ACTIVITY: Nothing in the records may be left out or reworded; return them exactly.

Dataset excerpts
* * *

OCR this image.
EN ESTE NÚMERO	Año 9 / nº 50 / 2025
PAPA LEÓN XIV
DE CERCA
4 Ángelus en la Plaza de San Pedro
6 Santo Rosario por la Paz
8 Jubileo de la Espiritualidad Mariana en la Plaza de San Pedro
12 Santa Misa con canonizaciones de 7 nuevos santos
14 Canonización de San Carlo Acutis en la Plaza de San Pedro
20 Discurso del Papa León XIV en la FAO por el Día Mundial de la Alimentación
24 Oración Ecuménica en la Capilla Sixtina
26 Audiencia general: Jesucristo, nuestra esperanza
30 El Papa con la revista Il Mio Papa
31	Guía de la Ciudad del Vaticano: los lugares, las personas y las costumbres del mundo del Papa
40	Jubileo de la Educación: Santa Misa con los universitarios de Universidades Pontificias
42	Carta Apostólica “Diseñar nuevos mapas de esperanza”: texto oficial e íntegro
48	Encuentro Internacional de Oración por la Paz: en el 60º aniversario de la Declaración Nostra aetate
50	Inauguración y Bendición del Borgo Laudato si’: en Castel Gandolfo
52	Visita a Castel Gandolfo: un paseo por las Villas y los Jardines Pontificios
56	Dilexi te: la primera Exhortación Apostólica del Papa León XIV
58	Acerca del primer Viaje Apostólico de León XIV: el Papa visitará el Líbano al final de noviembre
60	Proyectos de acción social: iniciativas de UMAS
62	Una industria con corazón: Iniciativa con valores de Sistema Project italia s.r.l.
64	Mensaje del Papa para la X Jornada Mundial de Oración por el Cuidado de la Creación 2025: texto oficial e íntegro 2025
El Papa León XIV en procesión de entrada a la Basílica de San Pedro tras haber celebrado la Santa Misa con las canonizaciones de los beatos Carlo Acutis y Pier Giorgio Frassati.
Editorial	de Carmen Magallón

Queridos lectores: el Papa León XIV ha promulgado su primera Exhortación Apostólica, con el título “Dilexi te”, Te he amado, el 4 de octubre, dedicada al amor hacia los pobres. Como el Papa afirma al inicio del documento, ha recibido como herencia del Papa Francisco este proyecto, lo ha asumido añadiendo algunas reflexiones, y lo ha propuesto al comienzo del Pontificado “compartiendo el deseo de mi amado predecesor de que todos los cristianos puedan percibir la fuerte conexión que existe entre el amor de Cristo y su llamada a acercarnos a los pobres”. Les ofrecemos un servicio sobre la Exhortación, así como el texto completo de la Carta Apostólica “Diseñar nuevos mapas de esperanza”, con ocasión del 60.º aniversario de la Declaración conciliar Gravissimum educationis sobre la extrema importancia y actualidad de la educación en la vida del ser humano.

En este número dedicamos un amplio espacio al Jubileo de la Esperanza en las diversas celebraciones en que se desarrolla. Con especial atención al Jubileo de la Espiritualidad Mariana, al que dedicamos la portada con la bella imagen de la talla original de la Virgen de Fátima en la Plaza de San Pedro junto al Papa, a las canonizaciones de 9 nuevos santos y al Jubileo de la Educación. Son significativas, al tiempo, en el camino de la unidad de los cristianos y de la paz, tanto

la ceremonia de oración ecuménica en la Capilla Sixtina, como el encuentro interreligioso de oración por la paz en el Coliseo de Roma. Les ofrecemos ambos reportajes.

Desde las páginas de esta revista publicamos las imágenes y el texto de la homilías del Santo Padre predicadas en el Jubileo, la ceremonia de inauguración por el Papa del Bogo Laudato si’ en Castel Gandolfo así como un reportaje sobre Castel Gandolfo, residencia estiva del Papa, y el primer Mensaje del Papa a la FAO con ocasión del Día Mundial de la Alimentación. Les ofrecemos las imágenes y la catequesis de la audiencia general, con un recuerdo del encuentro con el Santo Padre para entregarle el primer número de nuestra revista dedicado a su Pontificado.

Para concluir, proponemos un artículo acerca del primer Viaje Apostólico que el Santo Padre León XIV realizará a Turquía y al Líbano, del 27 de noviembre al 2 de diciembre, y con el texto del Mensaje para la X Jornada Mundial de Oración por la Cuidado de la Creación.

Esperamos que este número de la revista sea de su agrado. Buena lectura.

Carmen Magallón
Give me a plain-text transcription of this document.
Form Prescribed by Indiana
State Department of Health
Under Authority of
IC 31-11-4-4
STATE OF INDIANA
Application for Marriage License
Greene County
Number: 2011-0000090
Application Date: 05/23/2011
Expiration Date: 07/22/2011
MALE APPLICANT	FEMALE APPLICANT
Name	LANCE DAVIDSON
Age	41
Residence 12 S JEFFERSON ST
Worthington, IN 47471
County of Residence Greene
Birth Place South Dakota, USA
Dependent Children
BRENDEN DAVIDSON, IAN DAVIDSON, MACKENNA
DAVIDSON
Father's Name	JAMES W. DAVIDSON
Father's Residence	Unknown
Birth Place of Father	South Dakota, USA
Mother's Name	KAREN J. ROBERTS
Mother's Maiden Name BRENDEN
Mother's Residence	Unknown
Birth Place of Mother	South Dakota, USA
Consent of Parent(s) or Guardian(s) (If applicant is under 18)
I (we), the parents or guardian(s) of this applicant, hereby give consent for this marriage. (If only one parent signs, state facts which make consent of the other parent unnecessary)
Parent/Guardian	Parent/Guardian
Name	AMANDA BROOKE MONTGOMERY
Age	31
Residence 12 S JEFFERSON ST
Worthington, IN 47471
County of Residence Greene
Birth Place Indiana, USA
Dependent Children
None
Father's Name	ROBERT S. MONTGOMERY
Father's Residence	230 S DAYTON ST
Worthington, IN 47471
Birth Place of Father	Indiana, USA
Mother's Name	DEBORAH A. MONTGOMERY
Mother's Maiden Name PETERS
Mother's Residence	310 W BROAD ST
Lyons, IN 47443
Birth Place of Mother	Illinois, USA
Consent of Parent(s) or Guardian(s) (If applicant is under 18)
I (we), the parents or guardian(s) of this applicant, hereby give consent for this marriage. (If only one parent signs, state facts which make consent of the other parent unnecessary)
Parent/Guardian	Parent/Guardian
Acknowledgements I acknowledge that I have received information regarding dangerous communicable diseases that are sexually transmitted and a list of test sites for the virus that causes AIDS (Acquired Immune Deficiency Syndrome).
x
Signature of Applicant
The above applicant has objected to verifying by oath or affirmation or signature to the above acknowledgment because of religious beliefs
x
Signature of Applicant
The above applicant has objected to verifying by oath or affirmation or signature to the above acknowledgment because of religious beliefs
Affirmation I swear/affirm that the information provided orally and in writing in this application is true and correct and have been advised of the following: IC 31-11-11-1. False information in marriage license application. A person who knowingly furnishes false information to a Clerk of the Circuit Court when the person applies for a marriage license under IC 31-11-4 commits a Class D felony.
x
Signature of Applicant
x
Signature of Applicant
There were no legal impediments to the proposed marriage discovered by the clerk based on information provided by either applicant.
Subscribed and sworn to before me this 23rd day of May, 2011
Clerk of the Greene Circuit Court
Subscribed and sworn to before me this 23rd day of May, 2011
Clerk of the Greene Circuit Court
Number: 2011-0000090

* * *

SOLUTION TO THIS PROBLEM:
OCR this image.
EN ESTE NÚMERO	Año 9 / nº 50 / 2025
PAPA LEÓN XIV
DE CERCA
4 Ángelus en la Plaza de San Pedro
6 Santo Rosario por la Paz
8 Jubileo de la Espiritualidad Mariana en la Plaza de San Pedro
12 Santa Misa con canonizaciones de 7 nuevos santos
14 Canonización de San Carlo Acutis en la Plaza de San Pedro
20 Discurso del Papa León XIV en la FAO por el Día Mundial de la Alimentación
24 Oración Ecuménica en la Capilla Sixtina
26 Audiencia general: Jesucristo, nuestra esperanza
30 El Papa con la revista Il Mio Papa
31	Guía de la Ciudad del Vaticano: los lugares, las personas y las costumbres del mundo del Papa
40	Jubileo de la Educación: Santa Misa con los universitarios de Universidades Pontificias
42	Carta Apostólica “Diseñar nuevos mapas de esperanza”: texto oficial e íntegro
48	Encuentro Internacional de Oración por la Paz: en el 60º aniversario de la Declaración Nostra aetate
50	Inauguración y Bendición del Borgo Laudato si’: en Castel Gandolfo
52	Visita a Castel Gandolfo: un paseo por las Villas y los Jardines Pontificios
56	Dilexi te: la primera Exhortación Apostólica del Papa León XIV
58	Acerca del primer Viaje Apostólico de León XIV: el Papa visitará el Líbano al final de noviembre
60	Proyectos de acción social: iniciativas de UMAS
62	Una industria con corazón: Iniciativa con valores de Sistema Project italia s.r.l.
64	Mensaje del Papa para la X Jornada Mundial de Oración por el Cuidado de la Creación 2025: texto oficial e íntegro 2025
El Papa León XIV en procesión de entrada a la Basílica de San Pedro tras haber celebrado la Santa Misa con las canonizaciones de los beatos Carlo Acutis y Pier Giorgio Frassati.
Editorial	de Carmen Magallón

Queridos lectores: el Papa León XIV ha promulgado su primera Exhortación Apostólica, con el título “Dilexi te”, Te he amado, el 4 de octubre, dedicada al amor hacia los pobres. Como el Papa afirma al inicio del documento, ha recibido como herencia del Papa Francisco este proyecto, lo ha asumido añadiendo algunas reflexiones, y lo ha propuesto al comienzo del Pontificado “compartiendo el deseo de mi amado predecesor de que todos los cristianos puedan percibir la fuerte conexión que existe entre el amor de Cristo y su llamada a acercarnos a los pobres”. Les ofrecemos un servicio sobre la Exhortación, así como el texto completo de la Carta Apostólica “Diseñar nuevos mapas de esperanza”, con ocasión del 60.º aniversario de la Declaración conciliar Gravissimum educationis sobre la extrema importancia y actualidad de la educación en la vida del ser humano.

En este número dedicamos un amplio espacio al Jubileo de la Esperanza en las diversas celebraciones en que se desarrolla. Con especial atención al Jubileo de la Espiritualidad Mariana, al que dedicamos la portada con la bella imagen de la talla original de la Virgen de Fátima en la Plaza de San Pedro junto al Papa, a las canonizaciones de 9 nuevos santos y al Jubileo de la Educación. Son significativas, al tiempo, en el camino de la unidad de los cristianos y de la paz, tanto

la ceremonia de oración ecuménica en la Capilla Sixtina, como el encuentro interreligioso de oración por la paz en el Coliseo de Roma. Les ofrecemos ambos reportajes.

Desde las páginas de esta revista publicamos las imágenes y el texto de la homilías del Santo Padre predicadas en el Jubileo, la ceremonia de inauguración por el Papa del Bogo Laudato si’ en Castel Gandolfo así como un reportaje sobre Castel Gandolfo, residencia estiva del Papa, y el primer Mensaje del Papa a la FAO con ocasión del Día Mundial de la Alimentación. Les ofrecemos las imágenes y la catequesis de la audiencia general, con un recuerdo del encuentro con el Santo Padre para entregarle el primer número de nuestra revista dedicado a su Pontificado.

Para concluir, proponemos un artículo acerca del primer Viaje Apostólico que el Santo Padre León XIV realizará a Turquía y al Líbano, del 27 de noviembre al 2 de diciembre, y con el texto del Mensaje para la X Jornada Mundial de Oración por la Cuidado de la Creación.

Esperamos que este número de la revista sea de su agrado. Buena lectura.

Carmen Magallón
Give me a plain-text transcription of this document.
Form Prescribed by Indiana
State Department of Health
Under Authority of
IC 31-11-4-4
STATE OF INDIANA
Application for Marriage License
Greene County
Number: 2011-0000090
Application Date: 05/23/2011
Expiration Date: 07/22/2011
MALE APPLICANT	FEMALE APPLICANT
Name	LANCE DAVIDSON
Age	41
Residence 12 S JEFFERSON ST
Worthington, IN 47471
County of Residence Greene
Birth Place South Dakota, USA
Dependent Children
BRENDEN DAVIDSON, IAN DAVIDSON, MACKENNA
DAVIDSON
Father's Name	JAMES W. DAVIDSON
Father's Residence	Unknown
Birth Place of Father	South Dakota, USA
Mother's Name	KAREN J. ROBERTS
Mother's Maiden Name BRENDEN
Mother's Residence	Unknown
Birth Place of Mother	South Dakota, USA
Consent of Parent(s) or Guardian(s) (If applicant is under 18)
I (we), the parents or guardian(s) of this applicant, hereby give consent for this marriage. (If only one parent signs, state facts which make consent of the other parent unnecessary)
Parent/Guardian	Parent/Guardian
Name	AMANDA BROOKE MONTGOMERY
Age	31
Residence 12 S JEFFERSON ST
Worthington, IN 47471
County of Residence Greene
Birth Place Indiana, USA
Dependent Children
None
Father's Name	ROBERT S. MONTGOMERY
Father's Residence	230 S DAYTON ST
Worthington, IN 47471
Birth Place of Father	Indiana, USA
Mother's Name	DEBORAH A. MONTGOMERY
Mother's Maiden Name PETERS
Mother's Residence	310 W BROAD ST
Lyons, IN 47443
Birth Place of Mother	Illinois, USA
Consent of Parent(s) or Guardian(s) (If applicant is under 18)
I (we), the parents or guardian(s) of this applicant, hereby give consent for this marriage. (If only one parent signs, state facts which make consent of the other parent unnecessary)
Parent/Guardian	Parent/Guardian
Acknowledgements I acknowledge that I have received information regarding dangerous communicable diseases that are sexually transmitted and a list of test sites for the virus that causes AIDS (Acquired Immune Deficiency Syndrome).
x
Signature of Applicant
The above applicant has objected to verifying by oath or affirmation or signature to the above acknowledgment because of religious beliefs
x
Signature of Applicant
The above applicant has objected to verifying by oath or affirmation or signature to the above acknowledgment because of religious beliefs
Affirmation I swear/affirm that the information provided orally and in writing in this application is true and correct and have been advised of the following: IC 31-11-11-1. False information in marriage license application. A person who knowingly furnishes false information to a Clerk of the Circuit Court when the person applies for a marriage license under IC 31-11-4 commits a Class D felony.
x
Signature of Applicant
x
Signature of Applicant
There were no legal impediments to the proposed marriage discovered by the clerk based on information provided by either applicant.
Subscribed and sworn to before me this 23rd day of May, 2011
Clerk of the Greene Circuit Court
Subscribed and sworn to before me this 23rd day of May, 2011
Clerk of the Greene Circuit Court
Number: 2011-0000090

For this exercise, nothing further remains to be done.